## BEGIN
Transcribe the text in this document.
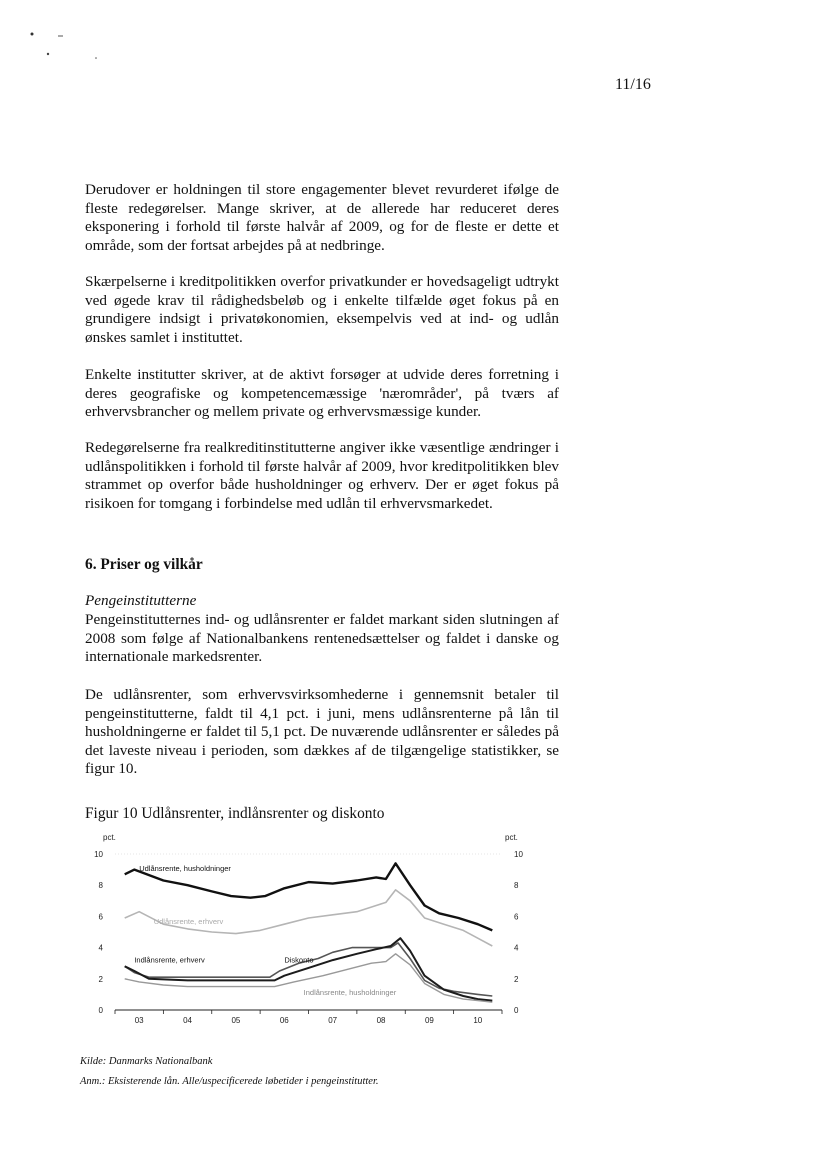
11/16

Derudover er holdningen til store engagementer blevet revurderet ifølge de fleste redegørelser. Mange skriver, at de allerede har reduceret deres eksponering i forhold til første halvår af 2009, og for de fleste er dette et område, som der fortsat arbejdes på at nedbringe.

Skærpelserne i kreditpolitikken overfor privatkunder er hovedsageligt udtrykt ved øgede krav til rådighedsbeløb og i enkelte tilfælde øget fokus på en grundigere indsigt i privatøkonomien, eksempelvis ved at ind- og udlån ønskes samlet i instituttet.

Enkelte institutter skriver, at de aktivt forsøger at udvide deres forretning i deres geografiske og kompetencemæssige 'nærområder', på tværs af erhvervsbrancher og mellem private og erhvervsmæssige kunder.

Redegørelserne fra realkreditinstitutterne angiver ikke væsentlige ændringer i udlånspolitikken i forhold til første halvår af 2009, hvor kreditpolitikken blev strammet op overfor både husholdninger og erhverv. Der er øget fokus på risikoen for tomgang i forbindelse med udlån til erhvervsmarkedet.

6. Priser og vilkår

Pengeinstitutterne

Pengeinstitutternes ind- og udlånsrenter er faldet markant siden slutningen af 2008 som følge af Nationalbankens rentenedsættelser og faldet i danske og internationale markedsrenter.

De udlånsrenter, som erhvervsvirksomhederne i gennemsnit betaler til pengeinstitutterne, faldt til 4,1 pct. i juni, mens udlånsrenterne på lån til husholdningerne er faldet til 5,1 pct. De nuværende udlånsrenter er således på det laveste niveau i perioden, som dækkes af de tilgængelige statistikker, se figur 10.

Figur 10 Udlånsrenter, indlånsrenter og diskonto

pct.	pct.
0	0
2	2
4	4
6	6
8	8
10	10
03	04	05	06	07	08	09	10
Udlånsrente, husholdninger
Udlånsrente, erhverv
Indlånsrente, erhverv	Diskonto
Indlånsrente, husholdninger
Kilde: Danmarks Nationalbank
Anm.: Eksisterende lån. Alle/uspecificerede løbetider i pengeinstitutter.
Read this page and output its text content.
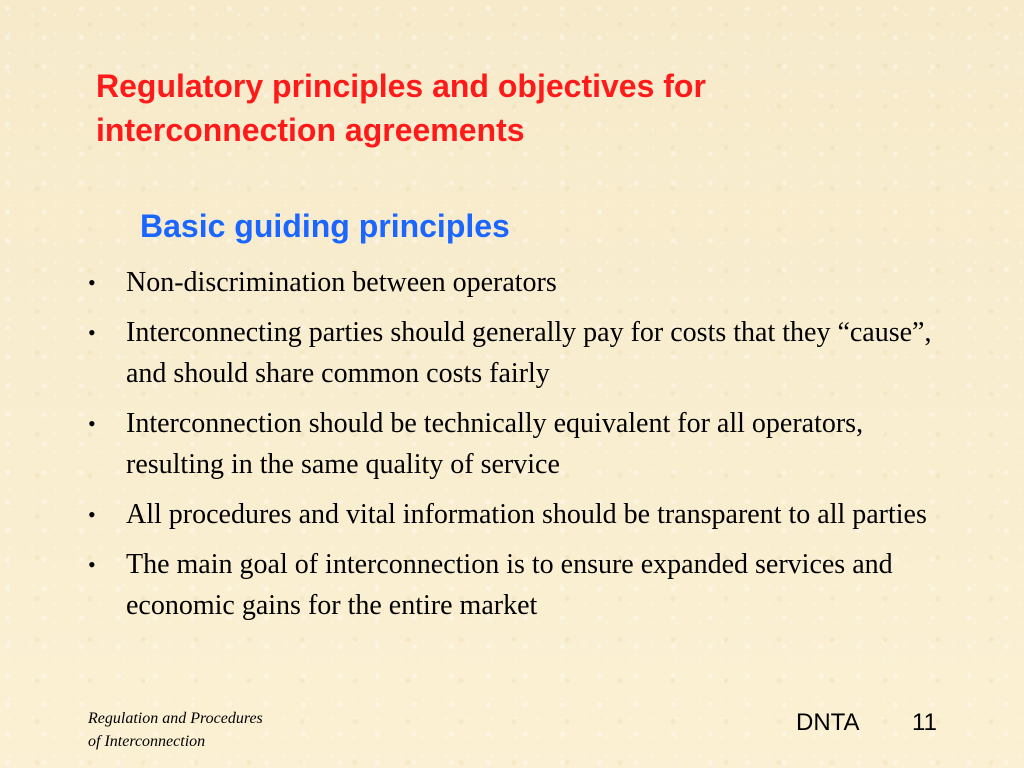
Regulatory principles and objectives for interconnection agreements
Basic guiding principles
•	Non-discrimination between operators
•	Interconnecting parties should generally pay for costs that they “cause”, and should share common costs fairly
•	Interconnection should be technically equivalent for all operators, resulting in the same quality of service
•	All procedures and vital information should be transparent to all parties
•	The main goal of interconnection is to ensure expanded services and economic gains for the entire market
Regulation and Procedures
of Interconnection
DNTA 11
## END
Problem details:
Find and copy each line above that includes the string "text".

Output for this exercise:
Transcribe the text in this document.
Read this page and output its text content.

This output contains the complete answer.